_Task description_
Every entry below must be repeated exactly; skip the pictures.

_Records from a data collection_
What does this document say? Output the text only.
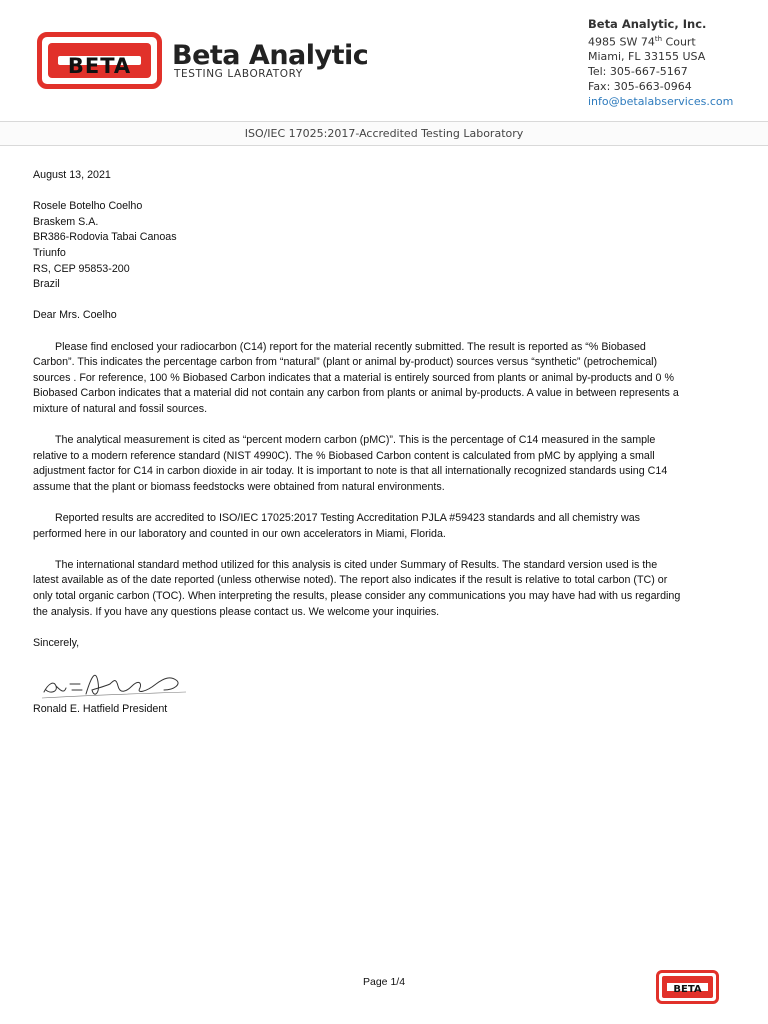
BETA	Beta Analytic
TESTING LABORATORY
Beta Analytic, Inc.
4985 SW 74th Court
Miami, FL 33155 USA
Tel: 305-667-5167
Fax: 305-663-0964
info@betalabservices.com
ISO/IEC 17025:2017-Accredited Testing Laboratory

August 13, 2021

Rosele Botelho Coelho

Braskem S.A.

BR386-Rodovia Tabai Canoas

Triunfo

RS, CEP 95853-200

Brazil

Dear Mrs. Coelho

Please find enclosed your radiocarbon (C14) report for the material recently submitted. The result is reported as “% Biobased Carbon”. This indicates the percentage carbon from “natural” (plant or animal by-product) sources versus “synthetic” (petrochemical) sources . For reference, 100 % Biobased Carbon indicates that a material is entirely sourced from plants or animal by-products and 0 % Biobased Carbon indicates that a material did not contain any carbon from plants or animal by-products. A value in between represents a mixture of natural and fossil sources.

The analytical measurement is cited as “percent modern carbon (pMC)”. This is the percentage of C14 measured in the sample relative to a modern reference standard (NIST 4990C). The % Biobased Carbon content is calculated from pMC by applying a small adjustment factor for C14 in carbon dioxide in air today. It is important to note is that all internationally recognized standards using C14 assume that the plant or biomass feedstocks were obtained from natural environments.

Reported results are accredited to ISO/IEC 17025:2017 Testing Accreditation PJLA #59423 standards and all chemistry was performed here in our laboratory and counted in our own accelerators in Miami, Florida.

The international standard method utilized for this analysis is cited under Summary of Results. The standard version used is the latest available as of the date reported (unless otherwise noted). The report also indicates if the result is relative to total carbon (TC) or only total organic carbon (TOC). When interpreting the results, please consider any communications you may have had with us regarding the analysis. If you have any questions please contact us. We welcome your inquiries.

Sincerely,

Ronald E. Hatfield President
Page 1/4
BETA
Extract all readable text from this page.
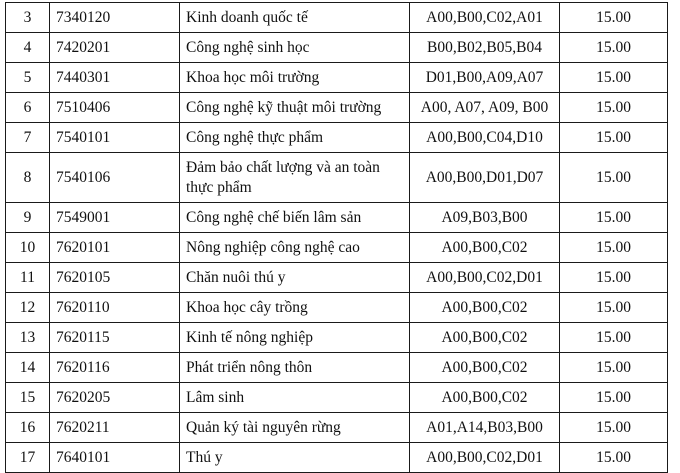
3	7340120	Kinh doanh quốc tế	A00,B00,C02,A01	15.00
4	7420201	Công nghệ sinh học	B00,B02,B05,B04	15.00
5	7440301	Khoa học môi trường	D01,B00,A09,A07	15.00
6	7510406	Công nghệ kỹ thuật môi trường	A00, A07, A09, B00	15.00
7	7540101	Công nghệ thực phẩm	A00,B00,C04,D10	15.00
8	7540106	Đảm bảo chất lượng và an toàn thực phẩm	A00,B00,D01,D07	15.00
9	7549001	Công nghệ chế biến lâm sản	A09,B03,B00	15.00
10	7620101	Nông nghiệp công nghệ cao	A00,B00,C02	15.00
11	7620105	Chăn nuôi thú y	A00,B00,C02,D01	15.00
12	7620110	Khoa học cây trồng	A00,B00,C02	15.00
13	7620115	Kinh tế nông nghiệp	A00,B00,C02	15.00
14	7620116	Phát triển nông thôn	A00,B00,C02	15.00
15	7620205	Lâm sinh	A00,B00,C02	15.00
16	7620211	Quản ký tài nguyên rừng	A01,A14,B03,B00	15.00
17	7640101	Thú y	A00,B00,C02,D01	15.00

_Expected answer_
What does this document say? Output the text only.
BETA	Beta Analytic
TESTING LABORATORY
Beta Analytic, Inc.
4985 SW 74th Court
Miami, FL 33155 USA
Tel: 305-667-5167
Fax: 305-663-0964
info@betalabservices.com
ISO/IEC 17025:2017-Accredited Testing Laboratory

August 13, 2021

Rosele Botelho Coelho

Braskem S.A.

BR386-Rodovia Tabai Canoas

Triunfo

RS, CEP 95853-200

Brazil

Dear Mrs. Coelho

Please find enclosed your radiocarbon (C14) report for the material recently submitted. The result is reported as “% Biobased Carbon”. This indicates the percentage carbon from “natural” (plant or animal by-product) sources versus “synthetic” (petrochemical) sources . For reference, 100 % Biobased Carbon indicates that a material is entirely sourced from plants or animal by-products and 0 % Biobased Carbon indicates that a material did not contain any carbon from plants or animal by-products. A value in between represents a mixture of natural and fossil sources.

The analytical measurement is cited as “percent modern carbon (pMC)”. This is the percentage of C14 measured in the sample relative to a modern reference standard (NIST 4990C). The % Biobased Carbon content is calculated from pMC by applying a small adjustment factor for C14 in carbon dioxide in air today. It is important to note is that all internationally recognized standards using C14 assume that the plant or biomass feedstocks were obtained from natural environments.

Reported results are accredited to ISO/IEC 17025:2017 Testing Accreditation PJLA #59423 standards and all chemistry was performed here in our laboratory and counted in our own accelerators in Miami, Florida.

The international standard method utilized for this analysis is cited under Summary of Results. The standard version used is the latest available as of the date reported (unless otherwise noted). The report also indicates if the result is relative to total carbon (TC) or only total organic carbon (TOC). When interpreting the results, please consider any communications you may have had with us regarding the analysis. If you have any questions please contact us. We welcome your inquiries.

Sincerely,

Ronald E. Hatfield President
Page 1/4
BETA
Extract all readable text from this page.
3	7340120	Kinh doanh quốc tế	A00,B00,C02,A01	15.00
4	7420201	Công nghệ sinh học	B00,B02,B05,B04	15.00
5	7440301	Khoa học môi trường	D01,B00,A09,A07	15.00
6	7510406	Công nghệ kỹ thuật môi trường	A00, A07, A09, B00	15.00
7	7540101	Công nghệ thực phẩm	A00,B00,C04,D10	15.00
8	7540106	Đảm bảo chất lượng và an toàn thực phẩm	A00,B00,D01,D07	15.00
9	7549001	Công nghệ chế biến lâm sản	A09,B03,B00	15.00
10	7620101	Nông nghiệp công nghệ cao	A00,B00,C02	15.00
11	7620105	Chăn nuôi thú y	A00,B00,C02,D01	15.00
12	7620110	Khoa học cây trồng	A00,B00,C02	15.00
13	7620115	Kinh tế nông nghiệp	A00,B00,C02	15.00
14	7620116	Phát triển nông thôn	A00,B00,C02	15.00
15	7620205	Lâm sinh	A00,B00,C02	15.00
16	7620211	Quản ký tài nguyên rừng	A01,A14,B03,B00	15.00
17	7640101	Thú y	A00,B00,C02,D01	15.00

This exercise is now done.